**Your instructions:** Output the records exactly as they appear, with no pictures included.
-- begin Data for processing --
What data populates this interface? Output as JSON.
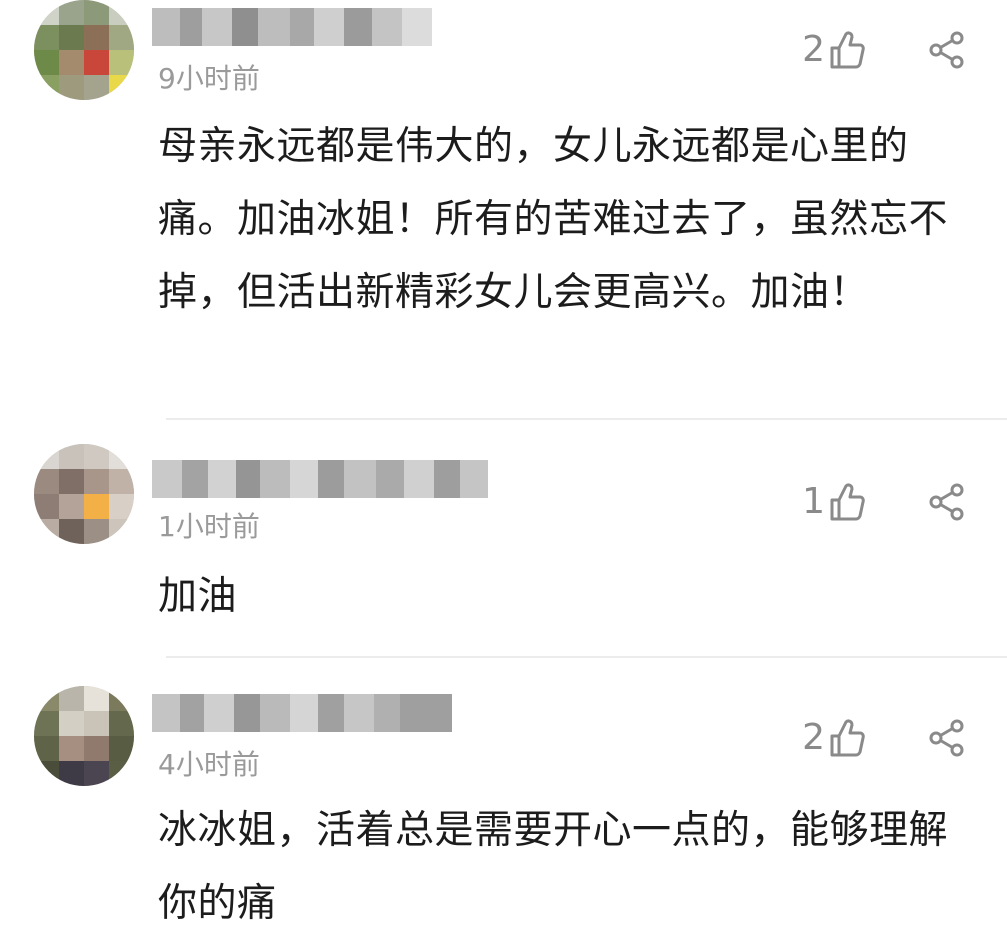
{
  "comments": [
    {
      "time": "9小时前",
      "likes": "2",
      "text": "母亲永远都是伟大的，女儿永远都是心里的痛。加油冰姐！所有的苦难过去了，虽然忘不掉，但活出新精彩女儿会更高兴。加油！"
    },
    {
      "time": "1小时前",
      "likes": "1",
      "text": "加油"
    },
    {
      "time": "4小时前",
      "likes": "2",
      "text": "冰冰姐，活着总是需要开心一点的，能够理解你的痛"
    }
  ],
  "icons": {
    "like": "thumbs-up-outline-icon",
    "share": "share-icon"
  },
  "colors": {
    "text": "#1c1c1c",
    "meta": "#9a9a9a",
    "icon": "#8a8a8a",
    "divider": "#ececec"
  }
}
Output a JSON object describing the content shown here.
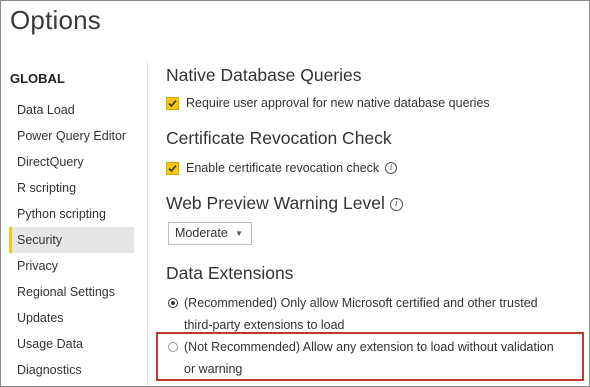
{
  "window": {
    "title": "Options"
  },
  "sidebar": {
    "header": "GLOBAL",
    "items": [
      {
        "label": "Data Load"
      },
      {
        "label": "Power Query Editor"
      },
      {
        "label": "DirectQuery"
      },
      {
        "label": "R scripting"
      },
      {
        "label": "Python scripting"
      },
      {
        "label": "Security",
        "selected": true
      },
      {
        "label": "Privacy"
      },
      {
        "label": "Regional Settings"
      },
      {
        "label": "Updates"
      },
      {
        "label": "Usage Data"
      },
      {
        "label": "Diagnostics"
      }
    ]
  },
  "main": {
    "native_db": {
      "heading": "Native Database Queries",
      "checkbox_label": "Require user approval for new native database queries",
      "checked": true
    },
    "cert_revocation": {
      "heading": "Certificate Revocation Check",
      "checkbox_label": "Enable certificate revocation check",
      "checked": true
    },
    "web_preview": {
      "heading": "Web Preview Warning Level",
      "dropdown_value": "Moderate"
    },
    "data_extensions": {
      "heading": "Data Extensions",
      "options": [
        {
          "line1": "(Recommended) Only allow Microsoft certified and other trusted",
          "line2": "third-party extensions to load",
          "selected": true
        },
        {
          "line1": "(Not Recommended) Allow any extension to load without validation",
          "line2": "or warning",
          "selected": false
        }
      ]
    }
  },
  "colors": {
    "accent_yellow": "#f2c811",
    "highlight_red": "#c0392b",
    "selected_bg": "#e6e6e6"
  },
  "icons": {
    "info": "info-circle-icon",
    "checkmark": "checkmark-icon",
    "dropdown": "chevron-down-icon"
  }
}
-- end Data for processing --
**Expected answer:**
What data populates this interface? Output as JSON.
{
  "comments": [
    {
      "time": "9小时前",
      "likes": "2",
      "text": "母亲永远都是伟大的，女儿永远都是心里的痛。加油冰姐！所有的苦难过去了，虽然忘不掉，但活出新精彩女儿会更高兴。加油！"
    },
    {
      "time": "1小时前",
      "likes": "1",
      "text": "加油"
    },
    {
      "time": "4小时前",
      "likes": "2",
      "text": "冰冰姐，活着总是需要开心一点的，能够理解你的痛"
    }
  ],
  "icons": {
    "like": "thumbs-up-outline-icon",
    "share": "share-icon"
  },
  "colors": {
    "text": "#1c1c1c",
    "meta": "#9a9a9a",
    "icon": "#8a8a8a",
    "divider": "#ececec"
  }
}
Output a JSON object describing the content shown here.
{
  "window": {
    "title": "Options"
  },
  "sidebar": {
    "header": "GLOBAL",
    "items": [
      {
        "label": "Data Load"
      },
      {
        "label": "Power Query Editor"
      },
      {
        "label": "DirectQuery"
      },
      {
        "label": "R scripting"
      },
      {
        "label": "Python scripting"
      },
      {
        "label": "Security",
        "selected": true
      },
      {
        "label": "Privacy"
      },
      {
        "label": "Regional Settings"
      },
      {
        "label": "Updates"
      },
      {
        "label": "Usage Data"
      },
      {
        "label": "Diagnostics"
      }
    ]
  },
  "main": {
    "native_db": {
      "heading": "Native Database Queries",
      "checkbox_label": "Require user approval for new native database queries",
      "checked": true
    },
    "cert_revocation": {
      "heading": "Certificate Revocation Check",
      "checkbox_label": "Enable certificate revocation check",
      "checked": true
    },
    "web_preview": {
      "heading": "Web Preview Warning Level",
      "dropdown_value": "Moderate"
    },
    "data_extensions": {
      "heading": "Data Extensions",
      "options": [
        {
          "line1": "(Recommended) Only allow Microsoft certified and other trusted",
          "line2": "third-party extensions to load",
          "selected": true
        },
        {
          "line1": "(Not Recommended) Allow any extension to load without validation",
          "line2": "or warning",
          "selected": false
        }
      ]
    }
  },
  "colors": {
    "accent_yellow": "#f2c811",
    "highlight_red": "#c0392b",
    "selected_bg": "#e6e6e6"
  },
  "icons": {
    "info": "info-circle-icon",
    "checkmark": "checkmark-icon",
    "dropdown": "chevron-down-icon"
  }
}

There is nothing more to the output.